▶ **MATERIALS PROVIDED**:

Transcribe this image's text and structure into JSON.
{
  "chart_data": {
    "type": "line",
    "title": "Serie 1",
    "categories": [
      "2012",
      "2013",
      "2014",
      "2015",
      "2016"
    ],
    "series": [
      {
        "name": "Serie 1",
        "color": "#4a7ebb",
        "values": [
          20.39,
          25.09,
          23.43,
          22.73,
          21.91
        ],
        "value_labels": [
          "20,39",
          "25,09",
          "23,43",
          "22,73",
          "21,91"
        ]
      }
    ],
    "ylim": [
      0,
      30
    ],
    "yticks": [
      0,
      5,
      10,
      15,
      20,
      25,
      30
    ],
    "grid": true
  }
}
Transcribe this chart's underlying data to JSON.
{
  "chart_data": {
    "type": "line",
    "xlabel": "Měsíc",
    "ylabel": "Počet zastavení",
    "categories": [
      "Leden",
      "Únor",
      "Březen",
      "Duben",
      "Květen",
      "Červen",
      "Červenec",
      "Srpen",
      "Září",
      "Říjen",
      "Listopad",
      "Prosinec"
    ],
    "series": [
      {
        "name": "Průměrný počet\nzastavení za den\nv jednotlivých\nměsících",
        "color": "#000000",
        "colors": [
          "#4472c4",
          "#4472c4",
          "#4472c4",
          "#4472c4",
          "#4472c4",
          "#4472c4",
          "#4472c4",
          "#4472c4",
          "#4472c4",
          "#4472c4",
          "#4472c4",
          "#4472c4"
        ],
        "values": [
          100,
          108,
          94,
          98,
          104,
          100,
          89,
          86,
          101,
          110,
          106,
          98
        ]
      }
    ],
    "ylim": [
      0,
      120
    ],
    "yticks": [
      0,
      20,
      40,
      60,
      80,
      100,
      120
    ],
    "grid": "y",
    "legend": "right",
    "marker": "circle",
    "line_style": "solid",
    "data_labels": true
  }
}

▶ **YOUR OBJECTIVE**: Give all of the entries again, word for word.

▶ **SOLUTION TO THIS TASK**:
Transcribe this image's text and structure into JSON.
{
  "chart_data": {
    "type": "line",
    "title": "Serie 1",
    "categories": [
      "2012",
      "2013",
      "2014",
      "2015",
      "2016"
    ],
    "series": [
      {
        "name": "Serie 1",
        "color": "#4a7ebb",
        "values": [
          20.39,
          25.09,
          23.43,
          22.73,
          21.91
        ],
        "value_labels": [
          "20,39",
          "25,09",
          "23,43",
          "22,73",
          "21,91"
        ]
      }
    ],
    "ylim": [
      0,
      30
    ],
    "yticks": [
      0,
      5,
      10,
      15,
      20,
      25,
      30
    ],
    "grid": true
  }
}
Transcribe this chart's underlying data to JSON.
{
  "chart_data": {
    "type": "line",
    "xlabel": "Měsíc",
    "ylabel": "Počet zastavení",
    "categories": [
      "Leden",
      "Únor",
      "Březen",
      "Duben",
      "Květen",
      "Červen",
      "Červenec",
      "Srpen",
      "Září",
      "Říjen",
      "Listopad",
      "Prosinec"
    ],
    "series": [
      {
        "name": "Průměrný počet\nzastavení za den\nv jednotlivých\nměsících",
        "color": "#000000",
        "colors": [
          "#4472c4",
          "#4472c4",
          "#4472c4",
          "#4472c4",
          "#4472c4",
          "#4472c4",
          "#4472c4",
          "#4472c4",
          "#4472c4",
          "#4472c4",
          "#4472c4",
          "#4472c4"
        ],
        "values": [
          100,
          108,
          94,
          98,
          104,
          100,
          89,
          86,
          101,
          110,
          106,
          98
        ]
      }
    ],
    "ylim": [
      0,
      120
    ],
    "yticks": [
      0,
      20,
      40,
      60,
      80,
      100,
      120
    ],
    "grid": "y",
    "legend": "right",
    "marker": "circle",
    "line_style": "solid",
    "data_labels": true
  }
}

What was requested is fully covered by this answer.